**DESCRIPTION OF THE TASK**. Repeat the full listing below verbatim and keep the images out.

-- BEGIN SOURCE RECORDS --

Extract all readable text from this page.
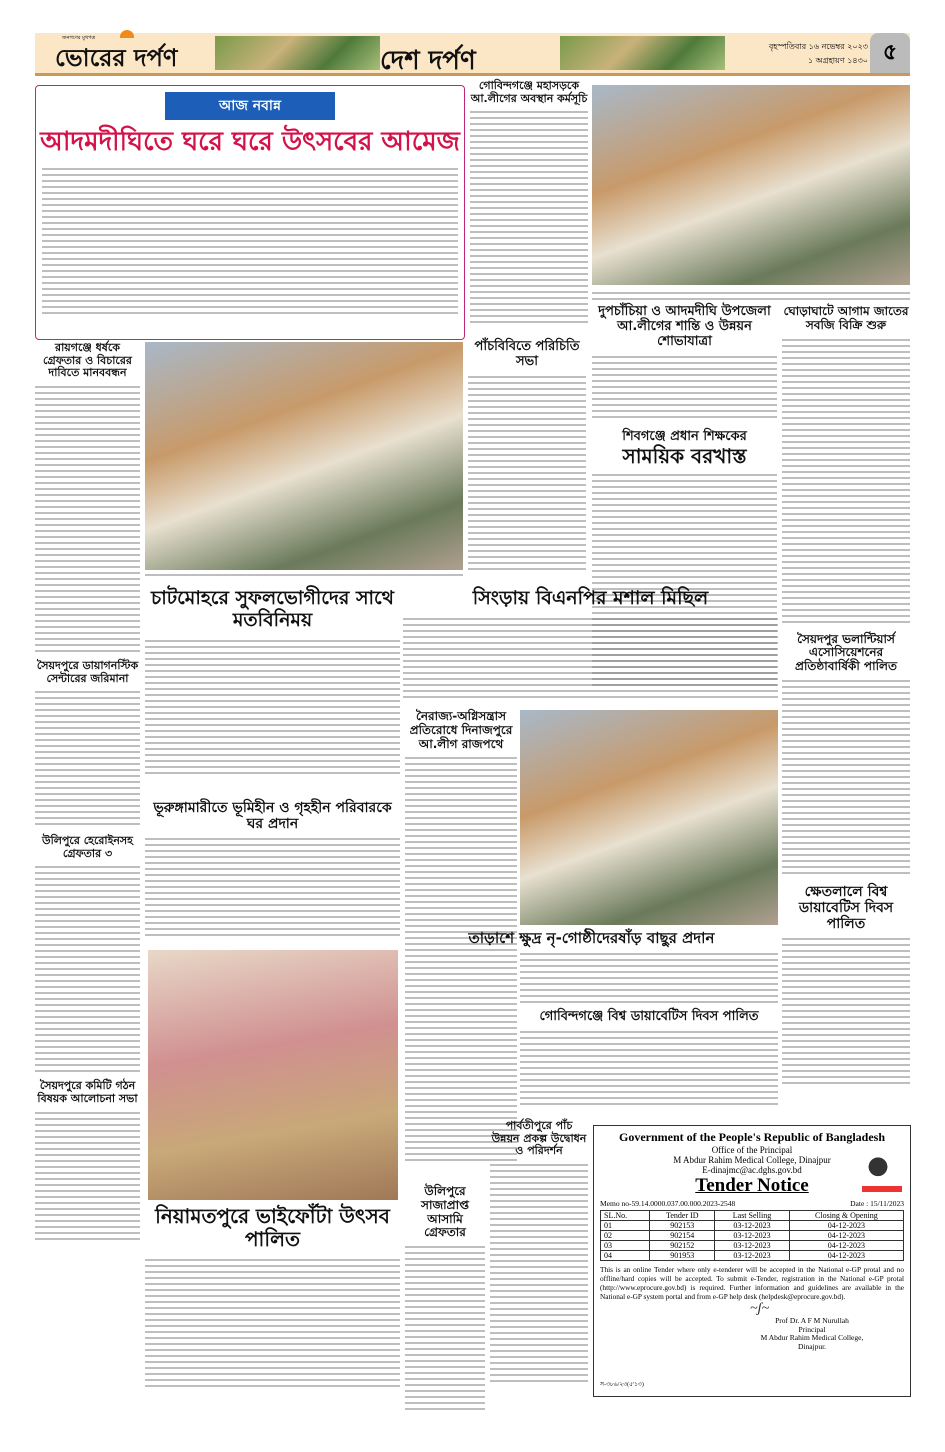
জনগণের মুখপত্র
ভোরের দর্পণ	দেশ দর্পণ	বৃহস্পতিবার ১৬ নভেম্বর ২০২৩
১ অগ্রহায়ণ ১৪৩০ ৫
আজ নবান্ন
আদমদীঘিতে ঘরে ঘরে উৎসবের আমেজ
গোবিন্দগঞ্জে মহাসড়কে আ.লীগের অবস্থান কর্মসূচি
রায়গঞ্জে ধর্ষকে গ্রেফতার ও বিচারের দাবিতে মানববন্ধন
সৈয়দপুরে ডায়াগনস্টিক সেন্টারের জরিমানা
উলিপুরে হেরোইনসহ গ্রেফতার ৩
সৈয়দপুরে কমিটি গঠন বিষয়ক আলোচনা সভা
পাঁচবিবিতে পরিচিতি সভা
দুপচাঁচিয়া ও আদমদীঘি উপজেলা আ.লীগের শান্তি ও উন্নয়ন শোভাযাত্রা
ঘোড়াঘাটে আগাম জাতের সবজি বিক্রি শুরু
সৈয়দপুর ভলান্টিয়ার্স এসোসিয়েশনের প্রতিষ্ঠাবার্ষিকী পালিত
ক্ষেতলালে বিশ্ব ডায়াবেটিস দিবস পালিত
শিবগঞ্জে প্রধান শিক্ষকের
সাময়িক বরখাস্ত
চাটমোহরে সুফলভোগীদের সাথে মতবিনিময়
সিংড়ায় বিএনপির মশাল মিছিল
নৈরাজ্য-অগ্নিসন্ত্রাস প্রতিরোধে দিনাজপুরে আ.লীগ রাজপথে
ভূরুঙ্গামারীতে ভূমিহীন ও গৃহহীন পরিবারকে ঘর প্রদান
নিয়ামতপুরে ভাইফোঁটা উৎসব পালিত
তাড়াশে ক্ষুদ্র নৃ-গোষ্ঠীদেরষাঁড় বাছুর প্রদান
গোবিন্দগঞ্জে বিশ্ব ডায়াবেটিস দিবস পালিত
উলিপুরে সাজাপ্রাপ্ত আসামি গ্রেফতার
পার্বতীপুরে পাঁচ উন্নয়ন প্রকল্প উদ্বোধন ও পরিদর্শন
Government of the People's Republic of Bangladesh
Office of the Principal
M Abdur Rahim Medical College, Dinajpur
E-dinajmc@ac.dghs.gov.bd
Tender Notice
Memo no-59.14.0000.037.00.000.2023-2548	Date : 15/11/2023
SL.No.	Tender ID	Last Selling	Closing & Opening
01	902153	03-12-2023	04-12-2023
02	902154	03-12-2023	04-12-2023
03	902152	03-12-2023	04-12-2023
04	901953	03-12-2023	04-12-2023
This is an online Tender where only e-tenderer will be accepted in the National e-GP protal and no offline/hard copies will be accepted. To submit e-Tender, registration in the National e-GP protal (http://www.eprocure.gov.bd) is required. Further information and guidelines are available in the National e-GP system portal and from e-GP help desk (helpdesk@eprocure.gov.bd).
~ʃ~
Prof Dr. A F M Nurullah
Principal
M Abdur Rahim Medical College,
Dinajpur.
স-৩৮৬/২৩(৫'১৩)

-- END SOURCE RECORDS --

**SOLUTION TO THIS TASK**.
Extract all readable text from this page.
জনগণের মুখপত্র
ভোরের দর্পণ	দেশ দর্পণ	বৃহস্পতিবার ১৬ নভেম্বর ২০২৩
১ অগ্রহায়ণ ১৪৩০ ৫
আজ নবান্ন
আদমদীঘিতে ঘরে ঘরে উৎসবের আমেজ
গোবিন্দগঞ্জে মহাসড়কে আ.লীগের অবস্থান কর্মসূচি
রায়গঞ্জে ধর্ষকে গ্রেফতার ও বিচারের দাবিতে মানববন্ধন
সৈয়দপুরে ডায়াগনস্টিক সেন্টারের জরিমানা
উলিপুরে হেরোইনসহ গ্রেফতার ৩
সৈয়দপুরে কমিটি গঠন বিষয়ক আলোচনা সভা
পাঁচবিবিতে পরিচিতি সভা
দুপচাঁচিয়া ও আদমদীঘি উপজেলা আ.লীগের শান্তি ও উন্নয়ন শোভাযাত্রা
ঘোড়াঘাটে আগাম জাতের সবজি বিক্রি শুরু
সৈয়দপুর ভলান্টিয়ার্স এসোসিয়েশনের প্রতিষ্ঠাবার্ষিকী পালিত
ক্ষেতলালে বিশ্ব ডায়াবেটিস দিবস পালিত
শিবগঞ্জে প্রধান শিক্ষকের
সাময়িক বরখাস্ত
চাটমোহরে সুফলভোগীদের সাথে মতবিনিময়
সিংড়ায় বিএনপির মশাল মিছিল
নৈরাজ্য-অগ্নিসন্ত্রাস প্রতিরোধে দিনাজপুরে আ.লীগ রাজপথে
ভূরুঙ্গামারীতে ভূমিহীন ও গৃহহীন পরিবারকে ঘর প্রদান
নিয়ামতপুরে ভাইফোঁটা উৎসব পালিত
তাড়াশে ক্ষুদ্র নৃ-গোষ্ঠীদেরষাঁড় বাছুর প্রদান
গোবিন্দগঞ্জে বিশ্ব ডায়াবেটিস দিবস পালিত
উলিপুরে সাজাপ্রাপ্ত আসামি গ্রেফতার
পার্বতীপুরে পাঁচ উন্নয়ন প্রকল্প উদ্বোধন ও পরিদর্শন
Government of the People's Republic of Bangladesh
Office of the Principal
M Abdur Rahim Medical College, Dinajpur
E-dinajmc@ac.dghs.gov.bd
Tender Notice
Memo no-59.14.0000.037.00.000.2023-2548	Date : 15/11/2023
SL.No.	Tender ID	Last Selling	Closing & Opening
01	902153	03-12-2023	04-12-2023
02	902154	03-12-2023	04-12-2023
03	902152	03-12-2023	04-12-2023
04	901953	03-12-2023	04-12-2023
This is an online Tender where only e-tenderer will be accepted in the National e-GP protal and no offline/hard copies will be accepted. To submit e-Tender, registration in the National e-GP protal (http://www.eprocure.gov.bd) is required. Further information and guidelines are available in the National e-GP system portal and from e-GP help desk (helpdesk@eprocure.gov.bd).
~ʃ~
Prof Dr. A F M Nurullah
Principal
M Abdur Rahim Medical College,
Dinajpur.
স-৩৮৬/২৩(৫'১৩)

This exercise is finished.